Stored items from a collection:
━━━━━━━━━━━━━━━━

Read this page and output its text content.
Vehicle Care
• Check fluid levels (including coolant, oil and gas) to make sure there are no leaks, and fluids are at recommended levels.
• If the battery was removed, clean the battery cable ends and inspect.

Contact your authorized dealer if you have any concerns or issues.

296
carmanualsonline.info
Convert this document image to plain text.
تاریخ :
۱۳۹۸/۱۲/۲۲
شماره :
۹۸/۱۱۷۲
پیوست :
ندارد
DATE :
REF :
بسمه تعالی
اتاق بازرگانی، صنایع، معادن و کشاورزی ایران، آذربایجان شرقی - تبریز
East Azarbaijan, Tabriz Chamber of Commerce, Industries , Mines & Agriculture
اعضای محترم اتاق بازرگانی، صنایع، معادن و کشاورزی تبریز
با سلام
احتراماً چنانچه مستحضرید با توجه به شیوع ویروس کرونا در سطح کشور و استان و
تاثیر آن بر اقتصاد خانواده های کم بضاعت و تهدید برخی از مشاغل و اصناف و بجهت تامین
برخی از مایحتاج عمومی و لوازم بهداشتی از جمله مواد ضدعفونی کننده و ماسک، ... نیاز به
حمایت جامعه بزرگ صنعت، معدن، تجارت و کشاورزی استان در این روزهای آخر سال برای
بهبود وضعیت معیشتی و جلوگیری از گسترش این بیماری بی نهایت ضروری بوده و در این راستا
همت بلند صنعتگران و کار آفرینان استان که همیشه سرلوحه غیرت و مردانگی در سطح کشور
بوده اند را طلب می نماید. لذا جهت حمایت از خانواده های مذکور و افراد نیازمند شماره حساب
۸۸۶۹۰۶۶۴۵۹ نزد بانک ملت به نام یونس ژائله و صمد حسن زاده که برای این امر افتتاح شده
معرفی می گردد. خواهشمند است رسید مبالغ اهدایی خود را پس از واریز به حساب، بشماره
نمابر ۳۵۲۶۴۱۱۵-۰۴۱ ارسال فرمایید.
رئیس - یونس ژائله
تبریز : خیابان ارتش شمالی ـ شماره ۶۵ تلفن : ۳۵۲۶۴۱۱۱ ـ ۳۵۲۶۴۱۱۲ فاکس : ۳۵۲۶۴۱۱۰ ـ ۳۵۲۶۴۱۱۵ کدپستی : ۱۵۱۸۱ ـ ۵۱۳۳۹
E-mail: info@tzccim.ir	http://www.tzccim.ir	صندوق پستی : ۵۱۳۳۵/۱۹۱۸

━━━━━━━━━━━━━━━━

> _INSTRUCTIONS FOR THE TASK_: Extract every record. Keep wording exact.

> _SOLUTION TO THE EXERCISE_:
Read this page and output its text content.
Vehicle Care
• Check fluid levels (including coolant, oil and gas) to make sure there are no leaks, and fluids are at recommended levels.
• If the battery was removed, clean the battery cable ends and inspect.

Contact your authorized dealer if you have any concerns or issues.

296
carmanualsonline.info
Convert this document image to plain text.
تاریخ :
۱۳۹۸/۱۲/۲۲
شماره :
۹۸/۱۱۷۲
پیوست :
ندارد
DATE :
REF :
بسمه تعالی
اتاق بازرگانی، صنایع، معادن و کشاورزی ایران، آذربایجان شرقی - تبریز
East Azarbaijan, Tabriz Chamber of Commerce, Industries , Mines & Agriculture
اعضای محترم اتاق بازرگانی، صنایع، معادن و کشاورزی تبریز
با سلام
احتراماً چنانچه مستحضرید با توجه به شیوع ویروس کرونا در سطح کشور و استان و
تاثیر آن بر اقتصاد خانواده های کم بضاعت و تهدید برخی از مشاغل و اصناف و بجهت تامین
برخی از مایحتاج عمومی و لوازم بهداشتی از جمله مواد ضدعفونی کننده و ماسک، ... نیاز به
حمایت جامعه بزرگ صنعت، معدن، تجارت و کشاورزی استان در این روزهای آخر سال برای
بهبود وضعیت معیشتی و جلوگیری از گسترش این بیماری بی نهایت ضروری بوده و در این راستا
همت بلند صنعتگران و کار آفرینان استان که همیشه سرلوحه غیرت و مردانگی در سطح کشور
بوده اند را طلب می نماید. لذا جهت حمایت از خانواده های مذکور و افراد نیازمند شماره حساب
۸۸۶۹۰۶۶۴۵۹ نزد بانک ملت به نام یونس ژائله و صمد حسن زاده که برای این امر افتتاح شده
معرفی می گردد. خواهشمند است رسید مبالغ اهدایی خود را پس از واریز به حساب، بشماره
نمابر ۳۵۲۶۴۱۱۵-۰۴۱ ارسال فرمایید.
رئیس - یونس ژائله
تبریز : خیابان ارتش شمالی ـ شماره ۶۵ تلفن : ۳۵۲۶۴۱۱۱ ـ ۳۵۲۶۴۱۱۲ فاکس : ۳۵۲۶۴۱۱۰ ـ ۳۵۲۶۴۱۱۵ کدپستی : ۱۵۱۸۱ ـ ۵۱۳۳۹
E-mail: info@tzccim.ir	http://www.tzccim.ir	صندوق پستی : ۵۱۳۳۵/۱۹۱۸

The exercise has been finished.